* **Given information**
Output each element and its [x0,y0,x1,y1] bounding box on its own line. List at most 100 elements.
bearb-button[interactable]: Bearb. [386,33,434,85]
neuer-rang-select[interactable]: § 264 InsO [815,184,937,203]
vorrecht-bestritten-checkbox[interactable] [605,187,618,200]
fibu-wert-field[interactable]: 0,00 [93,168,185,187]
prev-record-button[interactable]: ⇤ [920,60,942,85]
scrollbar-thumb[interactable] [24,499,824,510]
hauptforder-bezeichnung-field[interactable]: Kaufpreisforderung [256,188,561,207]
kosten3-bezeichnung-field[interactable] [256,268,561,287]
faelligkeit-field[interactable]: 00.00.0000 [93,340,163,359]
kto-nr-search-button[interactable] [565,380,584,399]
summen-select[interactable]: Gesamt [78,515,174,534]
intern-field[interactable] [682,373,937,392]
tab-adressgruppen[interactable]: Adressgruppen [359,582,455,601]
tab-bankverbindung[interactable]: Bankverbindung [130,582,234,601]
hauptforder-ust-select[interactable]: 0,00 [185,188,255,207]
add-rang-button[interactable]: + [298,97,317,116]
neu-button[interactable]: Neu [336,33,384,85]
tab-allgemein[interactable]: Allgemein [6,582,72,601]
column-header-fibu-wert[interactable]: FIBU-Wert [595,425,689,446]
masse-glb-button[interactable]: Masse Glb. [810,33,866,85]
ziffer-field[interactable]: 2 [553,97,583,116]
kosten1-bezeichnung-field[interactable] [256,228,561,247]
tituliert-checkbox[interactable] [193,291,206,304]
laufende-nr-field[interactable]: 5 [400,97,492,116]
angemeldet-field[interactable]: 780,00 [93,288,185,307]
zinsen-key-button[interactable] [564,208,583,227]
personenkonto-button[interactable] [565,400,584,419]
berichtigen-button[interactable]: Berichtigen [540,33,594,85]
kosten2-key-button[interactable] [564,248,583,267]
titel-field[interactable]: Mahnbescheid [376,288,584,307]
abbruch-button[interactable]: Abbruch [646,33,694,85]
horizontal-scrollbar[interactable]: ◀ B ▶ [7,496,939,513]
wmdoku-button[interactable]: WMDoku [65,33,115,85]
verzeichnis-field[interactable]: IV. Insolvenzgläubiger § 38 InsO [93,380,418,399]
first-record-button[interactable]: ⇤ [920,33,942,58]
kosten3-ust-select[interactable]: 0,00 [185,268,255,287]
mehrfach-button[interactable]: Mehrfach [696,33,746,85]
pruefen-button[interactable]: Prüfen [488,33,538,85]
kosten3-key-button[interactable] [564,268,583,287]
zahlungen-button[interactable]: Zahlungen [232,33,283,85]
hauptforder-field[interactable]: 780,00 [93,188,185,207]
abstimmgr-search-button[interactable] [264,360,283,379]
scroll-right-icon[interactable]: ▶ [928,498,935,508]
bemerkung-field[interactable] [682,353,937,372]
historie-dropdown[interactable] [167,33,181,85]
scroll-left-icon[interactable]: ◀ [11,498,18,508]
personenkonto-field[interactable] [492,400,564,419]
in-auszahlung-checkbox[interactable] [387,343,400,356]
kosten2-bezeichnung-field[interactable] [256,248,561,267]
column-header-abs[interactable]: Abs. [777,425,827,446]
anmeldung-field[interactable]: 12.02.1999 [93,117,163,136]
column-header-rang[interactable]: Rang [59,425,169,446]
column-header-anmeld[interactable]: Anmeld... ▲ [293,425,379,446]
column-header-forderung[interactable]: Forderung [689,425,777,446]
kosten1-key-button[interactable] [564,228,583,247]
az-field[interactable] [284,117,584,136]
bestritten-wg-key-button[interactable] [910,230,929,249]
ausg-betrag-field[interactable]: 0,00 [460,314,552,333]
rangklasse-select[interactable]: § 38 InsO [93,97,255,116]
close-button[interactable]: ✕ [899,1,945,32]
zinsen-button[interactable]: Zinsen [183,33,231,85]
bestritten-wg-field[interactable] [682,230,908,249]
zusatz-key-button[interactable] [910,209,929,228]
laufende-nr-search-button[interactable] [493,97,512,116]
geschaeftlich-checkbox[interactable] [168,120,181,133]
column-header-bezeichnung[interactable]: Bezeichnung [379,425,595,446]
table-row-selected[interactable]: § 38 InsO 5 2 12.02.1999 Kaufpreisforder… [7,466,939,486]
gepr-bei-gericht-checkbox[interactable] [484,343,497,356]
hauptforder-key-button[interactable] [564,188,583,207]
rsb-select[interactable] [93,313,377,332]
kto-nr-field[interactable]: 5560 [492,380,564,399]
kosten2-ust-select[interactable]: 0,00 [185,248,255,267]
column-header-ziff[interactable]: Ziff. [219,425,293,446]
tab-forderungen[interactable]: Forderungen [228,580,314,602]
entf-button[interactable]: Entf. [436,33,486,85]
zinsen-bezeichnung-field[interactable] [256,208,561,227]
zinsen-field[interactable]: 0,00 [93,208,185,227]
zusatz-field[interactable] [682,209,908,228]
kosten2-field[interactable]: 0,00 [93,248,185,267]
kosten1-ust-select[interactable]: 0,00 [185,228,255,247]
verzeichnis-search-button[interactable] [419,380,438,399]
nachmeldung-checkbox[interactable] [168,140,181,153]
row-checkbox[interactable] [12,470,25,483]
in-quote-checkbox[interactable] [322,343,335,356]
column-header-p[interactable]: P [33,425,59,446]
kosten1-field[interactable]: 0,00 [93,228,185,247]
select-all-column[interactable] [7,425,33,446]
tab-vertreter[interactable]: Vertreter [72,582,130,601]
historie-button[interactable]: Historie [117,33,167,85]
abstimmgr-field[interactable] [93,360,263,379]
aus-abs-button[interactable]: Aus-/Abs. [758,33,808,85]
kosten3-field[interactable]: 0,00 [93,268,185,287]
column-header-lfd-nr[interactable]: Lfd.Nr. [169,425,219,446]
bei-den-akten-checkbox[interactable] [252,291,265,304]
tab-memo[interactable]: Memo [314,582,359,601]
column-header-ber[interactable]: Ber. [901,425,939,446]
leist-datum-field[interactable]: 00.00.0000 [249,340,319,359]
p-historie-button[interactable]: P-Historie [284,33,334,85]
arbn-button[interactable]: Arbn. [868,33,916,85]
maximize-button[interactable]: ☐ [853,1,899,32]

* **Exercise instructions**
Retype the records from their very first line down to and including the line containing "kosten1-bezeichnung-field[interactable] [256,228,561,247]", reproducing each line character for character.

* **Solution for this task**
Output each element and its [x0,y0,x1,y1] bounding box on its own line. List at most 100 elements.
bearb-button[interactable]: Bearb. [386,33,434,85]
neuer-rang-select[interactable]: § 264 InsO [815,184,937,203]
vorrecht-bestritten-checkbox[interactable] [605,187,618,200]
fibu-wert-field[interactable]: 0,00 [93,168,185,187]
prev-record-button[interactable]: ⇤ [920,60,942,85]
scrollbar-thumb[interactable] [24,499,824,510]
hauptforder-bezeichnung-field[interactable]: Kaufpreisforderung [256,188,561,207]
kosten3-bezeichnung-field[interactable] [256,268,561,287]
faelligkeit-field[interactable]: 00.00.0000 [93,340,163,359]
kto-nr-search-button[interactable] [565,380,584,399]
summen-select[interactable]: Gesamt [78,515,174,534]
intern-field[interactable] [682,373,937,392]
tab-adressgruppen[interactable]: Adressgruppen [359,582,455,601]
tab-bankverbindung[interactable]: Bankverbindung [130,582,234,601]
hauptforder-ust-select[interactable]: 0,00 [185,188,255,207]
add-rang-button[interactable]: + [298,97,317,116]
neu-button[interactable]: Neu [336,33,384,85]
tab-allgemein[interactable]: Allgemein [6,582,72,601]
column-header-fibu-wert[interactable]: FIBU-Wert [595,425,689,446]
masse-glb-button[interactable]: Masse Glb. [810,33,866,85]
ziffer-field[interactable]: 2 [553,97,583,116]
kosten1-bezeichnung-field[interactable] [256,228,561,247]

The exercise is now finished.